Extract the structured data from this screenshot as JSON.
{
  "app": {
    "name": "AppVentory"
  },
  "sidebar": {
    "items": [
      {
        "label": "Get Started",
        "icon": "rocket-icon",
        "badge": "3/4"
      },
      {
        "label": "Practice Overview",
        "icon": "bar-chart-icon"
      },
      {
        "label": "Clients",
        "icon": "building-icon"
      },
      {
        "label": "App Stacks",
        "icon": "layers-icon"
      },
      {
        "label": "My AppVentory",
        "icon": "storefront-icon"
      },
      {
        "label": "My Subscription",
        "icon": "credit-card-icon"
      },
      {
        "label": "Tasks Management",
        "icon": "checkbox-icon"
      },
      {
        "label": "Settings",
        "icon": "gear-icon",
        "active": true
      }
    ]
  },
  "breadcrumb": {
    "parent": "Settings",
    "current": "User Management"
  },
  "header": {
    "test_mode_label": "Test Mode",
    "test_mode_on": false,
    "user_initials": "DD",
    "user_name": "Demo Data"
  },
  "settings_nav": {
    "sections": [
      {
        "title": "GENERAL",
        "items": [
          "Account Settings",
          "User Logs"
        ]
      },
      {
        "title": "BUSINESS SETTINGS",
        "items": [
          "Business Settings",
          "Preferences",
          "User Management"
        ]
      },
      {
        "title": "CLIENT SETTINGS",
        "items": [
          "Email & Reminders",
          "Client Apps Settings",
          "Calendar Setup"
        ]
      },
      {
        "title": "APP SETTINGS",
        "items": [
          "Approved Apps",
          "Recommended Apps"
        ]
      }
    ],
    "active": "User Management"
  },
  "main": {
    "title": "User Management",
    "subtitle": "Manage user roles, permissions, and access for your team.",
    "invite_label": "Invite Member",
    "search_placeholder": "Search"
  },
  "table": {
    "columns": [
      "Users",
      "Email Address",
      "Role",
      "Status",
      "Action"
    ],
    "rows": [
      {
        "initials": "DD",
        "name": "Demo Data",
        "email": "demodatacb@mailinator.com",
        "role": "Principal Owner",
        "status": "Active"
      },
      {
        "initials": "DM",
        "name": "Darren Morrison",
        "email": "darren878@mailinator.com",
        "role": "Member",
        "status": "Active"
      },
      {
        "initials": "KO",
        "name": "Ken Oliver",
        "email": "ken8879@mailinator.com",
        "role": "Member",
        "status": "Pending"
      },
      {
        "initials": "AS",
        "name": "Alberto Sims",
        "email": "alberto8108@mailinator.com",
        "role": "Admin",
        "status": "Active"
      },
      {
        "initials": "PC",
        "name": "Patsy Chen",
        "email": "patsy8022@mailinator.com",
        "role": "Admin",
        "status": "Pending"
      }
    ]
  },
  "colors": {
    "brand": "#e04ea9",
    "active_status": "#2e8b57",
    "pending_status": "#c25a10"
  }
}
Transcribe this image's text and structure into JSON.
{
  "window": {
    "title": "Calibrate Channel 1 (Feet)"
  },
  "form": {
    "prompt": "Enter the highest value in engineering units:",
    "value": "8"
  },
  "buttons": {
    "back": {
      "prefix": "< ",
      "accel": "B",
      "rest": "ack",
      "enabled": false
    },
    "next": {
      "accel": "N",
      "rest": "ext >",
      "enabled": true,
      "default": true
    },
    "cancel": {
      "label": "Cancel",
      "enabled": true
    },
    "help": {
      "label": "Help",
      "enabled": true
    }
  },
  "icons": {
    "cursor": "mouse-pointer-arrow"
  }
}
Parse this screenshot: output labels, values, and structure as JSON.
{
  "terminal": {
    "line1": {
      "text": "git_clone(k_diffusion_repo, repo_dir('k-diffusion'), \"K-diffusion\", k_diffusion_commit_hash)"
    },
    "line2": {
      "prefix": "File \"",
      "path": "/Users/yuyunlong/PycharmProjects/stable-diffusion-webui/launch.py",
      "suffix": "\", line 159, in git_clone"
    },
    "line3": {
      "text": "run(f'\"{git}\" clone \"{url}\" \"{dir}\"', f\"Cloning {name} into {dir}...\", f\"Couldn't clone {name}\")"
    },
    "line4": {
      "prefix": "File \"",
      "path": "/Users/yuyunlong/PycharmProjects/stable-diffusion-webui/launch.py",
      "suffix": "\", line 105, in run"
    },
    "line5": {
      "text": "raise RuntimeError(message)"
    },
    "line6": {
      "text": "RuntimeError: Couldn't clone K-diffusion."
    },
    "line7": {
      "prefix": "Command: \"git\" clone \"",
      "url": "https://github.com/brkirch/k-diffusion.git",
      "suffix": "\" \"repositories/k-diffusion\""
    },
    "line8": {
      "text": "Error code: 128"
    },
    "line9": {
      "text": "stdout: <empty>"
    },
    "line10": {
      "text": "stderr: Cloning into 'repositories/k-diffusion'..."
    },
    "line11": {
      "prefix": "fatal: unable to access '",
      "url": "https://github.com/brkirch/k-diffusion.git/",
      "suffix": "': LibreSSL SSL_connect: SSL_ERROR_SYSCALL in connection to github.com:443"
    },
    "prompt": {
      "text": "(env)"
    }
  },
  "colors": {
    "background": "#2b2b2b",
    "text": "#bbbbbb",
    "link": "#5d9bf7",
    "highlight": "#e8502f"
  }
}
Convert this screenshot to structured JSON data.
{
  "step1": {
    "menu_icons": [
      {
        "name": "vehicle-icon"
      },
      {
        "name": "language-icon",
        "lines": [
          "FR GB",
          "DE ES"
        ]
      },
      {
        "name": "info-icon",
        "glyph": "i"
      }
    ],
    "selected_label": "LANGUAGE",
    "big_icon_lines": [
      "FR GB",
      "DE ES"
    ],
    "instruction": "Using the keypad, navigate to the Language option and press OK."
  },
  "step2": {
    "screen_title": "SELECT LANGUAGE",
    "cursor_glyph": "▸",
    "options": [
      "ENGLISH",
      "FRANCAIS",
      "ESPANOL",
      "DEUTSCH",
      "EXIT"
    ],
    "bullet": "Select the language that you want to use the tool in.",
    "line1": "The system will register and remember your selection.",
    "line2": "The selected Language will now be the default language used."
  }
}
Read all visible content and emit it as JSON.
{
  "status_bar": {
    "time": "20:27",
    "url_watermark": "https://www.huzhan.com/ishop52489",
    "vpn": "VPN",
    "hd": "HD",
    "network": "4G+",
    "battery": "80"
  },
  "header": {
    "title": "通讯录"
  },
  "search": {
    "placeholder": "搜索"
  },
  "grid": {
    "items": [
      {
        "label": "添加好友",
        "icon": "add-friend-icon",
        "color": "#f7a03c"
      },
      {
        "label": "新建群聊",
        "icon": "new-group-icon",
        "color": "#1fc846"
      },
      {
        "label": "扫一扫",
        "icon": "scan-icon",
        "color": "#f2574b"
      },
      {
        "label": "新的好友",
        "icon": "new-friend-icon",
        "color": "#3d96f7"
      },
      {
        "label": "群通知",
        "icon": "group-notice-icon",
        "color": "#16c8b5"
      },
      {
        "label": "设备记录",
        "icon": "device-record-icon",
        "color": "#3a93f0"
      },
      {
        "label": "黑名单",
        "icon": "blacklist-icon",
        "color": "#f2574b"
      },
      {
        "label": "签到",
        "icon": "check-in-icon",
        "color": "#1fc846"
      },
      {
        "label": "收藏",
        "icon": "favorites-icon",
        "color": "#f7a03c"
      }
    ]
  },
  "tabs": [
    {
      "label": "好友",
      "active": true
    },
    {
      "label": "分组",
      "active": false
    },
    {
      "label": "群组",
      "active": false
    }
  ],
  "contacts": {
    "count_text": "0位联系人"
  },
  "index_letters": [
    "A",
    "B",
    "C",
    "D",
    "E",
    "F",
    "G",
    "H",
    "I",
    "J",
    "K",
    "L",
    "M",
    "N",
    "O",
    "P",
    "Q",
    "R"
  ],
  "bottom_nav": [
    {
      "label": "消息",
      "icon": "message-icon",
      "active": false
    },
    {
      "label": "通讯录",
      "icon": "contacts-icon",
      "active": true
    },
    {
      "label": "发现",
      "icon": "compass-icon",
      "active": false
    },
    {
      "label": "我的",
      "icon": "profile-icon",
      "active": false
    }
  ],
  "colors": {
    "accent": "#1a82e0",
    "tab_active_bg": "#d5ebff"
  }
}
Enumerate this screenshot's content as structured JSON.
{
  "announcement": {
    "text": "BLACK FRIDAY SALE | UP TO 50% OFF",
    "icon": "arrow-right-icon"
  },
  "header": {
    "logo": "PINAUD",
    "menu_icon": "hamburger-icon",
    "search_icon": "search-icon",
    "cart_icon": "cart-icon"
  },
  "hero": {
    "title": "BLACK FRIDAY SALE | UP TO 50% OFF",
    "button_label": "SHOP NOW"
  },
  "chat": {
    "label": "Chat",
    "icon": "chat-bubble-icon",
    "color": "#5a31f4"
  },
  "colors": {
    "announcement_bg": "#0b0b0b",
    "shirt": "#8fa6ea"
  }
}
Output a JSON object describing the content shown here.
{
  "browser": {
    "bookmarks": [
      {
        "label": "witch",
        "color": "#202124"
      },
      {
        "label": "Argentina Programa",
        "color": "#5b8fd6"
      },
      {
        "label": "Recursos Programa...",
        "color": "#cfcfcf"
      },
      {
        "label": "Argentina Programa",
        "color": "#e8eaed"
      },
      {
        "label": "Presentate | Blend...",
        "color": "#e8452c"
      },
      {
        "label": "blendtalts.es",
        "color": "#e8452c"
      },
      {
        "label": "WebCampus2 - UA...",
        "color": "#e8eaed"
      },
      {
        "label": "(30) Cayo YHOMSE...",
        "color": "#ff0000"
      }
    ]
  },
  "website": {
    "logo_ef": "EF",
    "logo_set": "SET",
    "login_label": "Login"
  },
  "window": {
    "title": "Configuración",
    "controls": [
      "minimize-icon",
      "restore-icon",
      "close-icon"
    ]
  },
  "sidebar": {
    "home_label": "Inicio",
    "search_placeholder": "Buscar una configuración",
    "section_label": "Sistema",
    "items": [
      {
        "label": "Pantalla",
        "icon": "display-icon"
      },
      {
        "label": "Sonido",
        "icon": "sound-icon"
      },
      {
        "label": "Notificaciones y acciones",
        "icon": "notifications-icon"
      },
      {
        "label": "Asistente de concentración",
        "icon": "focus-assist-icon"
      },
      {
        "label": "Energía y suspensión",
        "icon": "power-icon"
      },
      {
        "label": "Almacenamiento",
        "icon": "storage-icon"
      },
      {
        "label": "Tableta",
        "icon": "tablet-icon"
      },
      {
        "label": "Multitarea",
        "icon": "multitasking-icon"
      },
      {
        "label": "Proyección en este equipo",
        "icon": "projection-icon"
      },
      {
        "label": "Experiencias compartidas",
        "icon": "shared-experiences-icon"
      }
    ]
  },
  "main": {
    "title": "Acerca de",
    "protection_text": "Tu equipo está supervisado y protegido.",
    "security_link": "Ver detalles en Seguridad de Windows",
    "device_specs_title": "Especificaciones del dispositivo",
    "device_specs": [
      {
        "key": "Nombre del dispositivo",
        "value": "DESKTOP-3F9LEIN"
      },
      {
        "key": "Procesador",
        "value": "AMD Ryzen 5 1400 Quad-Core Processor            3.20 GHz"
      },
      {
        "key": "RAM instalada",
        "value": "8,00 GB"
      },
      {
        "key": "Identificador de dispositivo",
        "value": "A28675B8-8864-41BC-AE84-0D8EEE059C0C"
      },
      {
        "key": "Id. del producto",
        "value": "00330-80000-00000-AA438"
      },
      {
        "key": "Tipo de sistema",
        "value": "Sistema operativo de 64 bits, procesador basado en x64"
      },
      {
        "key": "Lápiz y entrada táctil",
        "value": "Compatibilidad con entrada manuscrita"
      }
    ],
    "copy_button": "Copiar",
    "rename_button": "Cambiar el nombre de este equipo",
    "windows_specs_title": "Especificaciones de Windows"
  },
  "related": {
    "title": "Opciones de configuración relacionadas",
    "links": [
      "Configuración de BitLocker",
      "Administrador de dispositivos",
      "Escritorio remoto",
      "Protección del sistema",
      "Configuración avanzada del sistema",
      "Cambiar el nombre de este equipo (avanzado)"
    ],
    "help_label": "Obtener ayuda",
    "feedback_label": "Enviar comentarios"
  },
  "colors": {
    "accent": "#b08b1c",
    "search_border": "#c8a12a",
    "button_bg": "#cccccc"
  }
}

----------------

** Short problem **
In the records above, find each line that holds the word "https"; copy all such lines.

** Reply to the task **
      "url": "https://github.com/brkirch/k-diffusion.git",
      "url": "https://github.com/brkirch/k-diffusion.git/",
    "url_watermark": "https://www.huzhan.com/ishop52489",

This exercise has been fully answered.